=== Data extract ===

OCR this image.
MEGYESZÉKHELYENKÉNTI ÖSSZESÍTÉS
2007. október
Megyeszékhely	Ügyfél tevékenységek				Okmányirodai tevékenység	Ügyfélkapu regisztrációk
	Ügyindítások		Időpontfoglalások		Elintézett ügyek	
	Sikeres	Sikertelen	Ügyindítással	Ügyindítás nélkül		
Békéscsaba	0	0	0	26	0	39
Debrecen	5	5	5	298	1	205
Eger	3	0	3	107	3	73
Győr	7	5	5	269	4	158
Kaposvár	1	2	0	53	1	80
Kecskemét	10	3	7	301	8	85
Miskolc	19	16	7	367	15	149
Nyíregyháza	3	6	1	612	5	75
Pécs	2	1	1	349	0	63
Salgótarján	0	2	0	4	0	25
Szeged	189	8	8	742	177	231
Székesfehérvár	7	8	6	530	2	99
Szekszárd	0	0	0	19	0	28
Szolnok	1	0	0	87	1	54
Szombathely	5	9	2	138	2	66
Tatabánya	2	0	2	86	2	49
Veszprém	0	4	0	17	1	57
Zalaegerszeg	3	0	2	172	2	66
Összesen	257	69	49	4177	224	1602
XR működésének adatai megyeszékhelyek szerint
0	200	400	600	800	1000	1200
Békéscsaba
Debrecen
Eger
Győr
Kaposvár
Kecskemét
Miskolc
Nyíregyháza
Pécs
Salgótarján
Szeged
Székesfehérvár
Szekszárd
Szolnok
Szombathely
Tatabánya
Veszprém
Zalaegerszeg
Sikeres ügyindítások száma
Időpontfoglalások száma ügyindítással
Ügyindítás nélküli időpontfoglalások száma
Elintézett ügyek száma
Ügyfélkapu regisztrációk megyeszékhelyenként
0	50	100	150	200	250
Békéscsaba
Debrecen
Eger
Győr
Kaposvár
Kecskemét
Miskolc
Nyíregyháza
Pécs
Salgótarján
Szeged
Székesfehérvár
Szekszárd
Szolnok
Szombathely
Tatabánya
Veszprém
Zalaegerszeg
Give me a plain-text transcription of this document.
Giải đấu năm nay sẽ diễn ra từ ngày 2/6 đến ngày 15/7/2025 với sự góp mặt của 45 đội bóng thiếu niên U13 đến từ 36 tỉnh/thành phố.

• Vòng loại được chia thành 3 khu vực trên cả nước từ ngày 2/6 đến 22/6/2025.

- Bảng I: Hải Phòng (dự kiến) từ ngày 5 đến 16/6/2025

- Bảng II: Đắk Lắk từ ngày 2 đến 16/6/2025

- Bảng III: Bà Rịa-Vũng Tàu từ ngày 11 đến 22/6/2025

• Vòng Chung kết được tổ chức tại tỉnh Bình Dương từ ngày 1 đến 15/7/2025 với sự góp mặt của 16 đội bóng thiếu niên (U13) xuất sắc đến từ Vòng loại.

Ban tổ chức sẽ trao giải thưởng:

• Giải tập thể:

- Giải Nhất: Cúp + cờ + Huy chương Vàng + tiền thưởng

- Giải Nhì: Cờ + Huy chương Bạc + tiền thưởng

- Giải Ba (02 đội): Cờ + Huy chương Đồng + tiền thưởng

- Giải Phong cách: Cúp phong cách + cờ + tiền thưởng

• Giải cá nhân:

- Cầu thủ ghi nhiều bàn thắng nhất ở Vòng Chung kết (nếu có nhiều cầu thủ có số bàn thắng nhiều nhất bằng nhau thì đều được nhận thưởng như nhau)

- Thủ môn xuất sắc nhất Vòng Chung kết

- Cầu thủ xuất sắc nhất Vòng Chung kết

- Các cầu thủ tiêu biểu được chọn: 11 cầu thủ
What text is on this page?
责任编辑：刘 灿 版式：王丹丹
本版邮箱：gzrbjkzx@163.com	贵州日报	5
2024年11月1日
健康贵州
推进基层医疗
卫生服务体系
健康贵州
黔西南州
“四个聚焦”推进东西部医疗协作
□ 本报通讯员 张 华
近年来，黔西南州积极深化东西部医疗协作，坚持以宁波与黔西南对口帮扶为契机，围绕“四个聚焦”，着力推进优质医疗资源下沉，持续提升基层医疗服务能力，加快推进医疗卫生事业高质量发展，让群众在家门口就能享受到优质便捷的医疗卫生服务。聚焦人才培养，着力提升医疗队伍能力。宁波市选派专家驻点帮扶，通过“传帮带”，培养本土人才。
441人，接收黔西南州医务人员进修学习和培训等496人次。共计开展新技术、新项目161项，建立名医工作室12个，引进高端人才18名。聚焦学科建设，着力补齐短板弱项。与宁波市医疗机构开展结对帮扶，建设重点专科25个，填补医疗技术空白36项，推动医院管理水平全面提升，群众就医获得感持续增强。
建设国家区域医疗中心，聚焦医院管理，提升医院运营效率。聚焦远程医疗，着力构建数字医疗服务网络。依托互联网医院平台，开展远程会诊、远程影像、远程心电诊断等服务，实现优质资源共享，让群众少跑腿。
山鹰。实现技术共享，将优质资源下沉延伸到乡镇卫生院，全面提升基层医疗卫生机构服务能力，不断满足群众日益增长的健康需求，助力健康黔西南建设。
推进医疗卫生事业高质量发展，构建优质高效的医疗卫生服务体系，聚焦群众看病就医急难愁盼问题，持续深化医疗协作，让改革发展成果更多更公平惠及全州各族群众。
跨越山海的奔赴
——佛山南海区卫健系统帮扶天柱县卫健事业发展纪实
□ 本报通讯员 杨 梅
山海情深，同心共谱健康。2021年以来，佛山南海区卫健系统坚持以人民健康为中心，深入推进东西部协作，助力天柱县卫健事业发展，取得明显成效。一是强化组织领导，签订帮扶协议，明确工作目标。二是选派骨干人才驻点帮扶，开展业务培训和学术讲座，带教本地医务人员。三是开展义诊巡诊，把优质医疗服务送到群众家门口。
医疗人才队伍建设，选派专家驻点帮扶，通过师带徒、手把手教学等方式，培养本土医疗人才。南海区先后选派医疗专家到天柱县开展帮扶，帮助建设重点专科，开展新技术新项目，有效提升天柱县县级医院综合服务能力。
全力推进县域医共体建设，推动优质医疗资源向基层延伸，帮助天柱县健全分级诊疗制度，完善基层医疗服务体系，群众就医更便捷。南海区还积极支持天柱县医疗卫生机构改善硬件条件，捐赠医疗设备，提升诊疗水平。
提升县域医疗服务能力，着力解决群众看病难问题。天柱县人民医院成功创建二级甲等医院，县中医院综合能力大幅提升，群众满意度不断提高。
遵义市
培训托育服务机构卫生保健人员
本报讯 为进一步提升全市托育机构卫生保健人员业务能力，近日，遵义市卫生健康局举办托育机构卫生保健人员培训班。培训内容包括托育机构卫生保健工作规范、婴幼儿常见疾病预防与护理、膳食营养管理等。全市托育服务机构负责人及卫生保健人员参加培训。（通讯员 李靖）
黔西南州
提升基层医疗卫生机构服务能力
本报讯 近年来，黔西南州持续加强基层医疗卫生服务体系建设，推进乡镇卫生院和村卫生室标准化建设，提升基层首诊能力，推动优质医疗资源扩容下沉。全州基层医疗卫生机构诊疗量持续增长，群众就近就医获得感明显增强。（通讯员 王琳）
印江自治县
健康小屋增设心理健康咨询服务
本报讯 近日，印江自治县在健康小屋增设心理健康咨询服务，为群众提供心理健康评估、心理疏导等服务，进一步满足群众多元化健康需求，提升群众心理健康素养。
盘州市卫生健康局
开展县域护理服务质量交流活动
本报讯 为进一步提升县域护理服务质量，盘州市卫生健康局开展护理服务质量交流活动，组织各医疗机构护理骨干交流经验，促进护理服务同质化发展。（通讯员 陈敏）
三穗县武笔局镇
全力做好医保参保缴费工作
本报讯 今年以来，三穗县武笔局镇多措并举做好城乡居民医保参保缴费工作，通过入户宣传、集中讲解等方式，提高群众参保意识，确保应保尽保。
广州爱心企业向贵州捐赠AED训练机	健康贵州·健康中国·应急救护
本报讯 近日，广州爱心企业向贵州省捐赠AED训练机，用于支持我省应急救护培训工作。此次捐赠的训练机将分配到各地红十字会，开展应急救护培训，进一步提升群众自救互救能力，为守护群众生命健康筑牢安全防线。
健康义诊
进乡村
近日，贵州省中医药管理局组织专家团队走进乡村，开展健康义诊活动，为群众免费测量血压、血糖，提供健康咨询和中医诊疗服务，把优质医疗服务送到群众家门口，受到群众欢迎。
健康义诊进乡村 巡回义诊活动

===

• _Task to complete_
Everything from the line with "What text is on this page?" to the end of the listing above needs to be duplicated exactly, both end lines included, with nothing more.

• _Finished exercise_
What text is on this page?
责任编辑：刘 灿 版式：王丹丹
本版邮箱：gzrbjkzx@163.com	贵州日报	5
2024年11月1日
健康贵州
推进基层医疗
卫生服务体系
健康贵州
黔西南州
“四个聚焦”推进东西部医疗协作
□ 本报通讯员 张 华
近年来，黔西南州积极深化东西部医疗协作，坚持以宁波与黔西南对口帮扶为契机，围绕“四个聚焦”，着力推进优质医疗资源下沉，持续提升基层医疗服务能力，加快推进医疗卫生事业高质量发展，让群众在家门口就能享受到优质便捷的医疗卫生服务。聚焦人才培养，着力提升医疗队伍能力。宁波市选派专家驻点帮扶，通过“传帮带”，培养本土人才。
441人，接收黔西南州医务人员进修学习和培训等496人次。共计开展新技术、新项目161项，建立名医工作室12个，引进高端人才18名。聚焦学科建设，着力补齐短板弱项。与宁波市医疗机构开展结对帮扶，建设重点专科25个，填补医疗技术空白36项，推动医院管理水平全面提升，群众就医获得感持续增强。
建设国家区域医疗中心，聚焦医院管理，提升医院运营效率。聚焦远程医疗，着力构建数字医疗服务网络。依托互联网医院平台，开展远程会诊、远程影像、远程心电诊断等服务，实现优质资源共享，让群众少跑腿。
山鹰。实现技术共享，将优质资源下沉延伸到乡镇卫生院，全面提升基层医疗卫生机构服务能力，不断满足群众日益增长的健康需求，助力健康黔西南建设。
推进医疗卫生事业高质量发展，构建优质高效的医疗卫生服务体系，聚焦群众看病就医急难愁盼问题，持续深化医疗协作，让改革发展成果更多更公平惠及全州各族群众。
跨越山海的奔赴
——佛山南海区卫健系统帮扶天柱县卫健事业发展纪实
□ 本报通讯员 杨 梅
山海情深，同心共谱健康。2021年以来，佛山南海区卫健系统坚持以人民健康为中心，深入推进东西部协作，助力天柱县卫健事业发展，取得明显成效。一是强化组织领导，签订帮扶协议，明确工作目标。二是选派骨干人才驻点帮扶，开展业务培训和学术讲座，带教本地医务人员。三是开展义诊巡诊，把优质医疗服务送到群众家门口。
医疗人才队伍建设，选派专家驻点帮扶，通过师带徒、手把手教学等方式，培养本土医疗人才。南海区先后选派医疗专家到天柱县开展帮扶，帮助建设重点专科，开展新技术新项目，有效提升天柱县县级医院综合服务能力。
全力推进县域医共体建设，推动优质医疗资源向基层延伸，帮助天柱县健全分级诊疗制度，完善基层医疗服务体系，群众就医更便捷。南海区还积极支持天柱县医疗卫生机构改善硬件条件，捐赠医疗设备，提升诊疗水平。
提升县域医疗服务能力，着力解决群众看病难问题。天柱县人民医院成功创建二级甲等医院，县中医院综合能力大幅提升，群众满意度不断提高。
遵义市
培训托育服务机构卫生保健人员
本报讯 为进一步提升全市托育机构卫生保健人员业务能力，近日，遵义市卫生健康局举办托育机构卫生保健人员培训班。培训内容包括托育机构卫生保健工作规范、婴幼儿常见疾病预防与护理、膳食营养管理等。全市托育服务机构负责人及卫生保健人员参加培训。（通讯员 李靖）
黔西南州
提升基层医疗卫生机构服务能力
本报讯 近年来，黔西南州持续加强基层医疗卫生服务体系建设，推进乡镇卫生院和村卫生室标准化建设，提升基层首诊能力，推动优质医疗资源扩容下沉。全州基层医疗卫生机构诊疗量持续增长，群众就近就医获得感明显增强。（通讯员 王琳）
印江自治县
健康小屋增设心理健康咨询服务
本报讯 近日，印江自治县在健康小屋增设心理健康咨询服务，为群众提供心理健康评估、心理疏导等服务，进一步满足群众多元化健康需求，提升群众心理健康素养。
盘州市卫生健康局
开展县域护理服务质量交流活动
本报讯 为进一步提升县域护理服务质量，盘州市卫生健康局开展护理服务质量交流活动，组织各医疗机构护理骨干交流经验，促进护理服务同质化发展。（通讯员 陈敏）
三穗县武笔局镇
全力做好医保参保缴费工作
本报讯 今年以来，三穗县武笔局镇多措并举做好城乡居民医保参保缴费工作，通过入户宣传、集中讲解等方式，提高群众参保意识，确保应保尽保。
广州爱心企业向贵州捐赠AED训练机	健康贵州·健康中国·应急救护
本报讯 近日，广州爱心企业向贵州省捐赠AED训练机，用于支持我省应急救护培训工作。此次捐赠的训练机将分配到各地红十字会，开展应急救护培训，进一步提升群众自救互救能力，为守护群众生命健康筑牢安全防线。
健康义诊
进乡村
近日，贵州省中医药管理局组织专家团队走进乡村，开展健康义诊活动，为群众免费测量血压、血糖，提供健康咨询和中医诊疗服务，把优质医疗服务送到群众家门口，受到群众欢迎。
健康义诊进乡村 巡回义诊活动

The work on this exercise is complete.